## GIVEN REQUEST
Leave out any picture and return the remaining listing below exactly as given.

## MATERIAL FOR THIS EXERCISE

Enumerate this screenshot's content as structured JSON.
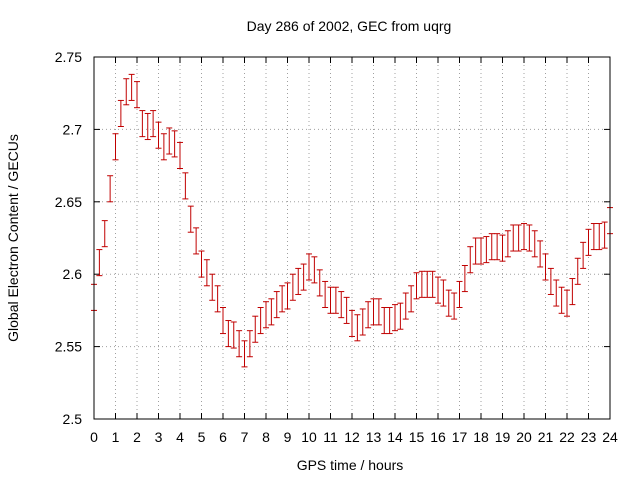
{
  "chart_data": {
    "type": "scatter",
    "title": "Day 286 of 2002, GEC from uqrg",
    "xlabel": "GPS time / hours",
    "ylabel": "Global Electron Content / GECUs",
    "xlim": [
      0,
      24
    ],
    "ylim": [
      2.5,
      2.75
    ],
    "xticks": [
      0,
      1,
      2,
      3,
      4,
      5,
      6,
      7,
      8,
      9,
      10,
      11,
      12,
      13,
      14,
      15,
      16,
      17,
      18,
      19,
      20,
      21,
      22,
      23,
      24
    ],
    "yticks": [
      2.5,
      2.55,
      2.6,
      2.65,
      2.7,
      2.75
    ],
    "ytick_labels": [
      "2.5",
      "2.55",
      "2.6",
      "2.65",
      "2.7",
      "2.75"
    ],
    "grid": true,
    "series_color": "#c00000",
    "error": 0.009,
    "x": [
      0.0,
      0.25,
      0.5,
      0.75,
      1.0,
      1.25,
      1.5,
      1.75,
      2.0,
      2.25,
      2.5,
      2.75,
      3.0,
      3.25,
      3.5,
      3.75,
      4.0,
      4.25,
      4.5,
      4.75,
      5.0,
      5.25,
      5.5,
      5.75,
      6.0,
      6.25,
      6.5,
      6.75,
      7.0,
      7.25,
      7.5,
      7.75,
      8.0,
      8.25,
      8.5,
      8.75,
      9.0,
      9.25,
      9.5,
      9.75,
      10.0,
      10.25,
      10.5,
      10.75,
      11.0,
      11.25,
      11.5,
      11.75,
      12.0,
      12.25,
      12.5,
      12.75,
      13.0,
      13.25,
      13.5,
      13.75,
      14.0,
      14.25,
      14.5,
      14.75,
      15.0,
      15.25,
      15.5,
      15.75,
      16.0,
      16.25,
      16.5,
      16.75,
      17.0,
      17.25,
      17.5,
      17.75,
      18.0,
      18.25,
      18.5,
      18.75,
      19.0,
      19.25,
      19.5,
      19.75,
      20.0,
      20.25,
      20.5,
      20.75,
      21.0,
      21.25,
      21.5,
      21.75,
      22.0,
      22.25,
      22.5,
      22.75,
      23.0,
      23.25,
      23.5,
      23.75,
      24.0
    ],
    "y": [
      2.584,
      2.608,
      2.628,
      2.659,
      2.688,
      2.711,
      2.726,
      2.729,
      2.724,
      2.704,
      2.702,
      2.704,
      2.696,
      2.688,
      2.692,
      2.69,
      2.682,
      2.661,
      2.638,
      2.623,
      2.607,
      2.601,
      2.591,
      2.583,
      2.568,
      2.559,
      2.558,
      2.552,
      2.545,
      2.552,
      2.562,
      2.568,
      2.572,
      2.574,
      2.579,
      2.583,
      2.585,
      2.591,
      2.595,
      2.598,
      2.605,
      2.603,
      2.594,
      2.586,
      2.582,
      2.582,
      2.579,
      2.575,
      2.566,
      2.563,
      2.567,
      2.572,
      2.574,
      2.574,
      2.568,
      2.568,
      2.57,
      2.571,
      2.578,
      2.583,
      2.592,
      2.593,
      2.593,
      2.593,
      2.589,
      2.587,
      2.58,
      2.578,
      2.586,
      2.597,
      2.61,
      2.616,
      2.616,
      2.617,
      2.619,
      2.619,
      2.618,
      2.621,
      2.625,
      2.625,
      2.626,
      2.625,
      2.621,
      2.614,
      2.605,
      2.595,
      2.587,
      2.582,
      2.58,
      2.588,
      2.602,
      2.613,
      2.622,
      2.626,
      2.626,
      2.627,
      2.637
    ]
  }
}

## REPLY
Enumerate this screenshot's content as structured JSON.
{
  "chart_data": {
    "type": "scatter",
    "title": "Day 286 of 2002, GEC from uqrg",
    "xlabel": "GPS time / hours",
    "ylabel": "Global Electron Content / GECUs",
    "xlim": [
      0,
      24
    ],
    "ylim": [
      2.5,
      2.75
    ],
    "xticks": [
      0,
      1,
      2,
      3,
      4,
      5,
      6,
      7,
      8,
      9,
      10,
      11,
      12,
      13,
      14,
      15,
      16,
      17,
      18,
      19,
      20,
      21,
      22,
      23,
      24
    ],
    "yticks": [
      2.5,
      2.55,
      2.6,
      2.65,
      2.7,
      2.75
    ],
    "ytick_labels": [
      "2.5",
      "2.55",
      "2.6",
      "2.65",
      "2.7",
      "2.75"
    ],
    "grid": true,
    "series_color": "#c00000",
    "error": 0.009,
    "x": [
      0.0,
      0.25,
      0.5,
      0.75,
      1.0,
      1.25,
      1.5,
      1.75,
      2.0,
      2.25,
      2.5,
      2.75,
      3.0,
      3.25,
      3.5,
      3.75,
      4.0,
      4.25,
      4.5,
      4.75,
      5.0,
      5.25,
      5.5,
      5.75,
      6.0,
      6.25,
      6.5,
      6.75,
      7.0,
      7.25,
      7.5,
      7.75,
      8.0,
      8.25,
      8.5,
      8.75,
      9.0,
      9.25,
      9.5,
      9.75,
      10.0,
      10.25,
      10.5,
      10.75,
      11.0,
      11.25,
      11.5,
      11.75,
      12.0,
      12.25,
      12.5,
      12.75,
      13.0,
      13.25,
      13.5,
      13.75,
      14.0,
      14.25,
      14.5,
      14.75,
      15.0,
      15.25,
      15.5,
      15.75,
      16.0,
      16.25,
      16.5,
      16.75,
      17.0,
      17.25,
      17.5,
      17.75,
      18.0,
      18.25,
      18.5,
      18.75,
      19.0,
      19.25,
      19.5,
      19.75,
      20.0,
      20.25,
      20.5,
      20.75,
      21.0,
      21.25,
      21.5,
      21.75,
      22.0,
      22.25,
      22.5,
      22.75,
      23.0,
      23.25,
      23.5,
      23.75,
      24.0
    ],
    "y": [
      2.584,
      2.608,
      2.628,
      2.659,
      2.688,
      2.711,
      2.726,
      2.729,
      2.724,
      2.704,
      2.702,
      2.704,
      2.696,
      2.688,
      2.692,
      2.69,
      2.682,
      2.661,
      2.638,
      2.623,
      2.607,
      2.601,
      2.591,
      2.583,
      2.568,
      2.559,
      2.558,
      2.552,
      2.545,
      2.552,
      2.562,
      2.568,
      2.572,
      2.574,
      2.579,
      2.583,
      2.585,
      2.591,
      2.595,
      2.598,
      2.605,
      2.603,
      2.594,
      2.586,
      2.582,
      2.582,
      2.579,
      2.575,
      2.566,
      2.563,
      2.567,
      2.572,
      2.574,
      2.574,
      2.568,
      2.568,
      2.57,
      2.571,
      2.578,
      2.583,
      2.592,
      2.593,
      2.593,
      2.593,
      2.589,
      2.587,
      2.58,
      2.578,
      2.586,
      2.597,
      2.61,
      2.616,
      2.616,
      2.617,
      2.619,
      2.619,
      2.618,
      2.621,
      2.625,
      2.625,
      2.626,
      2.625,
      2.621,
      2.614,
      2.605,
      2.595,
      2.587,
      2.582,
      2.58,
      2.588,
      2.602,
      2.613,
      2.622,
      2.626,
      2.626,
      2.627,
      2.637
    ]
  }
}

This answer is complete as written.